__Given data__
====

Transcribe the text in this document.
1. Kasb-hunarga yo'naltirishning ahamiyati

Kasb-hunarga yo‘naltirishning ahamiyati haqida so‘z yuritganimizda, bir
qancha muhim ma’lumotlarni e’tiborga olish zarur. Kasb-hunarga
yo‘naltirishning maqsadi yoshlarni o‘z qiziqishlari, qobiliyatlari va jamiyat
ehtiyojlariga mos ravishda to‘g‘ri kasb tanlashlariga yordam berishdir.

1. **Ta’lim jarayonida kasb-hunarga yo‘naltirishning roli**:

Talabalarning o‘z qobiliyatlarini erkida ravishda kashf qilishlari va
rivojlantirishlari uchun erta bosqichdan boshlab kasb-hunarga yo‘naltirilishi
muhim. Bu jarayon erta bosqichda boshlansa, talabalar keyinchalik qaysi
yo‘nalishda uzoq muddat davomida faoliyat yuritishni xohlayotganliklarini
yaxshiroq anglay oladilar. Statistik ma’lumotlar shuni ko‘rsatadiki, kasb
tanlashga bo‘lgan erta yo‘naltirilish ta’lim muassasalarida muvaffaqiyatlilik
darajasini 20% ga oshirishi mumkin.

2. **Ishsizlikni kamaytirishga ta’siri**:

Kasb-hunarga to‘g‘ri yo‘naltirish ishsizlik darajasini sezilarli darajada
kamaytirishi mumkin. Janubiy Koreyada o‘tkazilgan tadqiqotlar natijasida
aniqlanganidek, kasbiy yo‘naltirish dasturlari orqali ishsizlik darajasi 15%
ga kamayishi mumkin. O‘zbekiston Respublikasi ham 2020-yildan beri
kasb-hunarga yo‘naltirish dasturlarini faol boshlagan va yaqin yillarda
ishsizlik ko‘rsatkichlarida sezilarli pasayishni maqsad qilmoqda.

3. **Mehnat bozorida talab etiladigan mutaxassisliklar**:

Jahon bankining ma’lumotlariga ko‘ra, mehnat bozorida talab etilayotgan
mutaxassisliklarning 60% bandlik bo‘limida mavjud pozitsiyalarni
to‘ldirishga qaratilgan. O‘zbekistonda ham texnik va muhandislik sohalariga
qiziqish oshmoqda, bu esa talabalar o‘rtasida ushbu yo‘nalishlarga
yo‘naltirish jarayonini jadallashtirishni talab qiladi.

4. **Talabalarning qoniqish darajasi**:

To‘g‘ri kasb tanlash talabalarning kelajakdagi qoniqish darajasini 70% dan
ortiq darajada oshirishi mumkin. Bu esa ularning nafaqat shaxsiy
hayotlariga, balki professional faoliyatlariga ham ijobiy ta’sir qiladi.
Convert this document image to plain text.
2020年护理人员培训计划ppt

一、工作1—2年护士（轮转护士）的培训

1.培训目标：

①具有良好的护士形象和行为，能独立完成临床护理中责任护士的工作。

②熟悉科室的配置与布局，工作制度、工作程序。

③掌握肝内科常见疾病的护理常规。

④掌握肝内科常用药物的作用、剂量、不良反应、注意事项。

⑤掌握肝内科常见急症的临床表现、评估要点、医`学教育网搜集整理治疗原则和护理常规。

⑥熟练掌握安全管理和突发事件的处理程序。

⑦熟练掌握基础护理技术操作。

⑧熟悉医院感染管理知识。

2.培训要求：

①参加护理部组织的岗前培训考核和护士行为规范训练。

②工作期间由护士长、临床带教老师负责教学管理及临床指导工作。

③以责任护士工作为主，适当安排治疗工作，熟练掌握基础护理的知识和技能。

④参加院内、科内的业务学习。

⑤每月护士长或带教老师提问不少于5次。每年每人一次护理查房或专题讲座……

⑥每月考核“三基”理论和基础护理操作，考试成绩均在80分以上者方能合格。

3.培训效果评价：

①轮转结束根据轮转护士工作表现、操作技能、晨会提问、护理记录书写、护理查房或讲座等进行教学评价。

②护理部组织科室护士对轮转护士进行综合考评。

====

__Work instructions__
Lines containing the word "hunarga" must all be returned from the material above.

__Final answer__
1. Kasb-hunarga yo'naltirishning ahamiyati
Kasb-hunarga yo‘naltirishning ahamiyati haqida so‘z yuritganimizda, bir
qancha muhim ma’lumotlarni e’tiborga olish zarur. Kasb-hunarga
1. **Ta’lim jarayonida kasb-hunarga yo‘naltirishning roli**:
rivojlantirishlari uchun erta bosqichdan boshlab kasb-hunarga yo‘naltirilishi
Kasb-hunarga to‘g‘ri yo‘naltirish ishsizlik darajasini sezilarli darajada
kasb-hunarga yo‘naltirish dasturlarini faol boshlagan va yaqin yillarda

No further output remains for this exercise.